Task brief → Pick out the lines containing "marker".
>> Start
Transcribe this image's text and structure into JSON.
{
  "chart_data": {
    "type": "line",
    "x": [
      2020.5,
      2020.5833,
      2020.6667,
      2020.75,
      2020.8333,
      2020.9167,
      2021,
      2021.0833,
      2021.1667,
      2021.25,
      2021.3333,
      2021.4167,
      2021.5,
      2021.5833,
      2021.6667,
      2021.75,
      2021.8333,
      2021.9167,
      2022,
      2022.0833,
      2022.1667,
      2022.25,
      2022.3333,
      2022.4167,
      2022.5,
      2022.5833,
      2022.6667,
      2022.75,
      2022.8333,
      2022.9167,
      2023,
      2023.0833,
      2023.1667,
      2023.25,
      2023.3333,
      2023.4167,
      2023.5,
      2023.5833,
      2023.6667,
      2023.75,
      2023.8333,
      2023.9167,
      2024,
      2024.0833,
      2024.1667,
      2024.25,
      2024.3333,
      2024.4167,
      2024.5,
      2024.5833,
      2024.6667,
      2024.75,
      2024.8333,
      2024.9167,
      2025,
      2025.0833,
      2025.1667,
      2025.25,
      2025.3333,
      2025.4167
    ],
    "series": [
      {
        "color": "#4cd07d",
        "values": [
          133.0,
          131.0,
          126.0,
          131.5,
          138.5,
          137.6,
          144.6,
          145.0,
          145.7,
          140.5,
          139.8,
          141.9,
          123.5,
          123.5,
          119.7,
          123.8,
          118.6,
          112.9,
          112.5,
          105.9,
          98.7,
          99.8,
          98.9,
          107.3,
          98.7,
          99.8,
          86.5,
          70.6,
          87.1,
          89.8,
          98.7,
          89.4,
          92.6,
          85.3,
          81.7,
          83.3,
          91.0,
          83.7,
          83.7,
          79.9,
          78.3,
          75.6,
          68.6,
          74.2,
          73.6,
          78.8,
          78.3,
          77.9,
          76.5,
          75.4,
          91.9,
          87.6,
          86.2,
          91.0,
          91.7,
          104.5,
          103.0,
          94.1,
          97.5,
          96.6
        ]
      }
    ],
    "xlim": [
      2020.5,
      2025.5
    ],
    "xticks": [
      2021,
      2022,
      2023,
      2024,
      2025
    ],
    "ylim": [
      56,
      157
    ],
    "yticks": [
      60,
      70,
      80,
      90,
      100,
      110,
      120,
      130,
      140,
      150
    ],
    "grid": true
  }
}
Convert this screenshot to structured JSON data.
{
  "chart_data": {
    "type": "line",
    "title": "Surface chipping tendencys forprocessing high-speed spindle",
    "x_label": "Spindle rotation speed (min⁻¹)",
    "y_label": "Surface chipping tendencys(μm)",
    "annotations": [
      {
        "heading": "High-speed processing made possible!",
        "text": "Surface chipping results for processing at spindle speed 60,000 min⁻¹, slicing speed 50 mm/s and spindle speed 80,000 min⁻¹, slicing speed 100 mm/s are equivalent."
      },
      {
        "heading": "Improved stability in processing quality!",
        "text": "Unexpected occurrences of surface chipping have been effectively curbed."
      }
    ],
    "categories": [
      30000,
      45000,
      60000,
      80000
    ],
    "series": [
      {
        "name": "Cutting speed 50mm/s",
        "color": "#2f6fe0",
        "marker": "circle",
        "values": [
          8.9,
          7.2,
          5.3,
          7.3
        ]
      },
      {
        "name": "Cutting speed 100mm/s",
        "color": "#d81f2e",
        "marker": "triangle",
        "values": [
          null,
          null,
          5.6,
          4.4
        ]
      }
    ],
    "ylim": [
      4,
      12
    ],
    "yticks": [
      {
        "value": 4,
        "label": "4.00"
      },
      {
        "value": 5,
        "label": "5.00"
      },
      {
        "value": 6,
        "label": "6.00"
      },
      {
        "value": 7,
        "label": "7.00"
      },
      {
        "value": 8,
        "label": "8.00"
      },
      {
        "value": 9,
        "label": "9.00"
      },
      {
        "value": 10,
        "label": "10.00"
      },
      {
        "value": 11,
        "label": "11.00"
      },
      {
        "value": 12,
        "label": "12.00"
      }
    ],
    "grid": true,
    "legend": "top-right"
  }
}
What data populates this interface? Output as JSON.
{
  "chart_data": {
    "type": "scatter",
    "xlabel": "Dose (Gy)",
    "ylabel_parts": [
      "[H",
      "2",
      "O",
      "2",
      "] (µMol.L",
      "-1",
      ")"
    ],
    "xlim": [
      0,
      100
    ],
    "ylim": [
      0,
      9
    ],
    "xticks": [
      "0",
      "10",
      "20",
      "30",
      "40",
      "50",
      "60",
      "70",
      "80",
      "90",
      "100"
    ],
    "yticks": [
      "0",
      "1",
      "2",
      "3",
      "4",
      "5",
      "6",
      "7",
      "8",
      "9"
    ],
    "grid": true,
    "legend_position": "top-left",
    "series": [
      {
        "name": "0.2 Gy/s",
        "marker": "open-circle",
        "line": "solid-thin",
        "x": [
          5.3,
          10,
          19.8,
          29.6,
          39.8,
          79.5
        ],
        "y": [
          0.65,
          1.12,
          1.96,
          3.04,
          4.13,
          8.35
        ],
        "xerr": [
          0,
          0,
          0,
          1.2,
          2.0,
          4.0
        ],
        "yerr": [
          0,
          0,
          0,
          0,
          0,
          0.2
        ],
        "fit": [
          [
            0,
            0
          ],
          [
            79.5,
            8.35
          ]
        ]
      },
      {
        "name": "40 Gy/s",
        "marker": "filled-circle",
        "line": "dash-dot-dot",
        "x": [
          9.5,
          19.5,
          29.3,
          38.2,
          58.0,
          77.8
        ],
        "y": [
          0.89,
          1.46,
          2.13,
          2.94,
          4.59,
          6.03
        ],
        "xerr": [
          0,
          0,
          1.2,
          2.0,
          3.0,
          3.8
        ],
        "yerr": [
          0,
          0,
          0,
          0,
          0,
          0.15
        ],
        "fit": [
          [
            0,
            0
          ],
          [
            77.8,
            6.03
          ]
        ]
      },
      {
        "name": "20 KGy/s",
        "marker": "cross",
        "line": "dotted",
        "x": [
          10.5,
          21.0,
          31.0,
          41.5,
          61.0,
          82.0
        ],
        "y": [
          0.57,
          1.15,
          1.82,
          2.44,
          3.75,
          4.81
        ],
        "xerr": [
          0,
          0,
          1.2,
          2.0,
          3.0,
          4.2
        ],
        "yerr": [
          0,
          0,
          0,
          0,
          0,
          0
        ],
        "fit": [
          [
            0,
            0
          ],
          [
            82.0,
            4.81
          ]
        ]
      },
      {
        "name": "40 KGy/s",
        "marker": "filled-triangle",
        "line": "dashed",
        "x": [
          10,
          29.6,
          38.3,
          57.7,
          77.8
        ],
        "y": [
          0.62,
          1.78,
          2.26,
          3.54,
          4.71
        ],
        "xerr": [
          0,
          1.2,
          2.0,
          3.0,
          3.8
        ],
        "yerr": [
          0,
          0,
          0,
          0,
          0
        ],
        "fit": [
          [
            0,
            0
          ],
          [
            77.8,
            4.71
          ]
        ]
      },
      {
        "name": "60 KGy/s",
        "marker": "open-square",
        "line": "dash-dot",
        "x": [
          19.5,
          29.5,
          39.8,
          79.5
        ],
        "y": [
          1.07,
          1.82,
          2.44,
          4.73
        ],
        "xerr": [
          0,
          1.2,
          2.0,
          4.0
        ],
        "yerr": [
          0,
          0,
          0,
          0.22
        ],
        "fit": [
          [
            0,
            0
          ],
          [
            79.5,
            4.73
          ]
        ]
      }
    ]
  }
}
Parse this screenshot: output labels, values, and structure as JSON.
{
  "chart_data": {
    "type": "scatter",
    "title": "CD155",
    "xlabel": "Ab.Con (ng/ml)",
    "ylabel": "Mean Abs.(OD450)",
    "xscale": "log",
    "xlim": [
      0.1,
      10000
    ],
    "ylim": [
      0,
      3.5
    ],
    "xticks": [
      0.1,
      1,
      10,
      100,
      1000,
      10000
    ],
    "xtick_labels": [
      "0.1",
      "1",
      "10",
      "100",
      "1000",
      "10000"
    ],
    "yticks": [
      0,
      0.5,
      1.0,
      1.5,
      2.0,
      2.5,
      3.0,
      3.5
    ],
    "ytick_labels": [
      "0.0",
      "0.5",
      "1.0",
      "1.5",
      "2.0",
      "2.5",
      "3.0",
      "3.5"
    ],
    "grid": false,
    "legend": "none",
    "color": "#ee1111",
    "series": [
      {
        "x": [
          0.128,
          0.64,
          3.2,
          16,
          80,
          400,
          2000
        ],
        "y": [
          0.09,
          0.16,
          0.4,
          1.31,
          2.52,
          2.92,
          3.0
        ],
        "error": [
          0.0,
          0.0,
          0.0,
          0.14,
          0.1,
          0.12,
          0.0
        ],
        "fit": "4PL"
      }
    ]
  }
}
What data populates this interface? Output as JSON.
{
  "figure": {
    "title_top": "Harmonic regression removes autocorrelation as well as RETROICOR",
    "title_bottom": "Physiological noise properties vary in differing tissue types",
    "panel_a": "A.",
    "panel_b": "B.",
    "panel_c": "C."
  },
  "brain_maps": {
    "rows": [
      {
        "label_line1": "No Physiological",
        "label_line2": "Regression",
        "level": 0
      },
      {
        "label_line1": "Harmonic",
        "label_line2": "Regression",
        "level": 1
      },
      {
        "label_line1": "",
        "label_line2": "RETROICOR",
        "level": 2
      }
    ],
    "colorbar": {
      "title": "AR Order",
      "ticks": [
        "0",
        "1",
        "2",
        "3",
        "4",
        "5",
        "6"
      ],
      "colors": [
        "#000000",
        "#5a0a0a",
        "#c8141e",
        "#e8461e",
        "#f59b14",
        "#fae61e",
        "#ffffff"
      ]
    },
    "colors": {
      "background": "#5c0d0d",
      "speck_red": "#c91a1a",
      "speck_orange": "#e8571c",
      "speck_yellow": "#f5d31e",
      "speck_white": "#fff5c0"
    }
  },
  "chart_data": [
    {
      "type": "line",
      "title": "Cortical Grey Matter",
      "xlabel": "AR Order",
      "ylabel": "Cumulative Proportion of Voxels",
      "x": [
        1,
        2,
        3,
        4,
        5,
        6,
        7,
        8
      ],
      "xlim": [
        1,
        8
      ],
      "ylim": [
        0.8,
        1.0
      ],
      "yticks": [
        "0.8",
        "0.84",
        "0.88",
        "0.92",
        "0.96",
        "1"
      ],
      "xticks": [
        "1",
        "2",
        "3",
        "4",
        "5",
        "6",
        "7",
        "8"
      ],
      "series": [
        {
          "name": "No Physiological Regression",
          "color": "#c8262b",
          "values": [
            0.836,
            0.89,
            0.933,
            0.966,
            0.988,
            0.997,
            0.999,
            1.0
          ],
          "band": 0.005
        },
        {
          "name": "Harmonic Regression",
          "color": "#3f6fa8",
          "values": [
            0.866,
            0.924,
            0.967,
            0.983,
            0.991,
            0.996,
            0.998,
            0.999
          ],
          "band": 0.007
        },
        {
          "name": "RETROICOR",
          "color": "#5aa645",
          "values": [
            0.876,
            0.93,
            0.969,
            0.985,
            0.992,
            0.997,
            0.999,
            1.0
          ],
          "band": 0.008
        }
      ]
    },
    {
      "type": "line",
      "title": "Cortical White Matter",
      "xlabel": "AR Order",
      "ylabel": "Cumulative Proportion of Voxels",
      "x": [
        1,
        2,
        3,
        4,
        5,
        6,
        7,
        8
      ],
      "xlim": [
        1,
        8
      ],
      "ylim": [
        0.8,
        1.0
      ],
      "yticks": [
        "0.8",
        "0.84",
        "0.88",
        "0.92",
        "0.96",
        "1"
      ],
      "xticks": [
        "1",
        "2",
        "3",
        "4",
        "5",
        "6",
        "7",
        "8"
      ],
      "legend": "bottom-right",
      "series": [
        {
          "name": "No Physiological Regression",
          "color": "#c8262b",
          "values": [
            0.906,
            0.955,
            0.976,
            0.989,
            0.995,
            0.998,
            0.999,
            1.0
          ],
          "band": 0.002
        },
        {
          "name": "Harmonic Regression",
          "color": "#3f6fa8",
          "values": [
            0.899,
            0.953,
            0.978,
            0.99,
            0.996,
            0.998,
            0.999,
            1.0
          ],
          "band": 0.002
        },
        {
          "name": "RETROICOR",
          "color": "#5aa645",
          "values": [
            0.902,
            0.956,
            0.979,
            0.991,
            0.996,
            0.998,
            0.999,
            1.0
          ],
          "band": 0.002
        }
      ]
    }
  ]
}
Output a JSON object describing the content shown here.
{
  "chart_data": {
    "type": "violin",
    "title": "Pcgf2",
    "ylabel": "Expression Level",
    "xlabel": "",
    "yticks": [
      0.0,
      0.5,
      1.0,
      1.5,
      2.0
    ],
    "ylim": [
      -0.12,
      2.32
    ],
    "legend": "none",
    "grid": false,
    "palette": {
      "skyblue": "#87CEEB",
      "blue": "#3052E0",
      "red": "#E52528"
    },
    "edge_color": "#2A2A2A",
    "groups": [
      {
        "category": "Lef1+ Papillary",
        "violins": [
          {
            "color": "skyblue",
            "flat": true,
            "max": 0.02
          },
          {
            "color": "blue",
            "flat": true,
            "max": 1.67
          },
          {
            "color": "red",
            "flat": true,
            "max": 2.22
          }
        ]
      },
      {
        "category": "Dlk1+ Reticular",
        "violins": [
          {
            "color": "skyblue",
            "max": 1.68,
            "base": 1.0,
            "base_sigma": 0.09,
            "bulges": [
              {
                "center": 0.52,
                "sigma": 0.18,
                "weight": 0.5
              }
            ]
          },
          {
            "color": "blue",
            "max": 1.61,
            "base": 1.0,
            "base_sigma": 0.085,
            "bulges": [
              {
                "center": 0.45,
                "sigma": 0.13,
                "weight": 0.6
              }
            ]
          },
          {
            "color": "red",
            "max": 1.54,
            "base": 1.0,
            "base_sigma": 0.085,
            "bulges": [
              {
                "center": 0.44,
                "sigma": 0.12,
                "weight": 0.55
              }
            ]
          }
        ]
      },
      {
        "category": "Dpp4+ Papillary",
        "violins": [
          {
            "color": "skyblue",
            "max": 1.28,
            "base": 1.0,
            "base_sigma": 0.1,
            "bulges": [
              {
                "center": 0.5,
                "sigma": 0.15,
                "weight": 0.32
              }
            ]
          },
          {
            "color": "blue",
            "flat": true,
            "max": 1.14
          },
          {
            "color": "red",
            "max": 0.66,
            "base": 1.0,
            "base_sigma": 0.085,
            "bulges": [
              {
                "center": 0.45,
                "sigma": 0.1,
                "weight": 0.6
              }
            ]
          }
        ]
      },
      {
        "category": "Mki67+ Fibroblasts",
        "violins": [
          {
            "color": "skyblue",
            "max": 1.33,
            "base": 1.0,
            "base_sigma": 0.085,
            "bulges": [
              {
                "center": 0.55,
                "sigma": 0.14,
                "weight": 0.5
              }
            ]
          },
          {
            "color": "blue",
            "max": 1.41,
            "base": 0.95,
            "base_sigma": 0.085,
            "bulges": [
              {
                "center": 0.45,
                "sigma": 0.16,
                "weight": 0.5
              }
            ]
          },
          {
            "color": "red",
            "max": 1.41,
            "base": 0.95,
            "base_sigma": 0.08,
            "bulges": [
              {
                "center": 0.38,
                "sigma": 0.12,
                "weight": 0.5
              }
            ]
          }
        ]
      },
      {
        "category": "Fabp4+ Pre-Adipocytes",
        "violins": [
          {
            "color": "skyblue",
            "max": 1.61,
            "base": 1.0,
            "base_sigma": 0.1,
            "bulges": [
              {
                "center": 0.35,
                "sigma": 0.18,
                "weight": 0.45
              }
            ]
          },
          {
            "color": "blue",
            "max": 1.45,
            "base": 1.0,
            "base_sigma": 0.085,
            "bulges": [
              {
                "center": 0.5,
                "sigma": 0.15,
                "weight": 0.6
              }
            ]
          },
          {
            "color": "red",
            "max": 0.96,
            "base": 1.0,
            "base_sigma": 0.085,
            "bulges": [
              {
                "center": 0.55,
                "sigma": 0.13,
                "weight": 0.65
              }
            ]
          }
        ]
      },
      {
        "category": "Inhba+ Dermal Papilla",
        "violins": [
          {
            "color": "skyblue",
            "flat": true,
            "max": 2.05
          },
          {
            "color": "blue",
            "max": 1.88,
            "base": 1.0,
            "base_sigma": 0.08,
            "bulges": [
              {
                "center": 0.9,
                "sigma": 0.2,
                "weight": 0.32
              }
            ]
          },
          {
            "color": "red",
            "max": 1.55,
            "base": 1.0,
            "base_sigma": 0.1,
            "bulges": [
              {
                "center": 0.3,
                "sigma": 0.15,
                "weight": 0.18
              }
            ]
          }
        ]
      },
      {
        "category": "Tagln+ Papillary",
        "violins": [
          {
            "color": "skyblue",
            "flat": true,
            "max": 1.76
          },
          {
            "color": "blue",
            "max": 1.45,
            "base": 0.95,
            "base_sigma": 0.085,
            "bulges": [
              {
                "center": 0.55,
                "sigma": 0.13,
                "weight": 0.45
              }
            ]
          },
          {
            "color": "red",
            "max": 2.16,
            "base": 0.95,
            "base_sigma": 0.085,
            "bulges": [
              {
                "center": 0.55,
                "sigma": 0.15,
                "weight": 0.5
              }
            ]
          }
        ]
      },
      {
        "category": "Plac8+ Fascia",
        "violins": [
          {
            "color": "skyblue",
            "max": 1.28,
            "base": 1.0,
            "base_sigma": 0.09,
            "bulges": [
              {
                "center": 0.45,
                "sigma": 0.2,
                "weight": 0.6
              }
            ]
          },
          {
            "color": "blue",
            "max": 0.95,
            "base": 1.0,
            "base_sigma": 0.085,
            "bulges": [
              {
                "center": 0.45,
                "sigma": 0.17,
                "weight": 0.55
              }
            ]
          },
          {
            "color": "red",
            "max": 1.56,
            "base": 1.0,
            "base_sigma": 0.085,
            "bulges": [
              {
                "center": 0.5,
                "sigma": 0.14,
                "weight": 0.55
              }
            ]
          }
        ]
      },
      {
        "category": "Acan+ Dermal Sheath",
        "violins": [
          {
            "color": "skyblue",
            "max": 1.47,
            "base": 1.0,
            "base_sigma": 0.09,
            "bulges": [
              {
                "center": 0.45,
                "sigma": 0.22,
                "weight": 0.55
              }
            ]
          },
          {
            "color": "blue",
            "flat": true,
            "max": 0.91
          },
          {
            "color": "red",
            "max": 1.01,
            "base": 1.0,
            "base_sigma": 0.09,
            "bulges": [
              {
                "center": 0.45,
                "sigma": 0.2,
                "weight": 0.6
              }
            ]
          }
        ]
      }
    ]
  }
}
>> End
Solution to this problem →
        "marker": "circle",
        "marker": "triangle",
        "marker": "open-circle",
        "marker": "filled-circle",
        "marker": "cross",
        "marker": "filled-triangle",
        "marker": "open-square",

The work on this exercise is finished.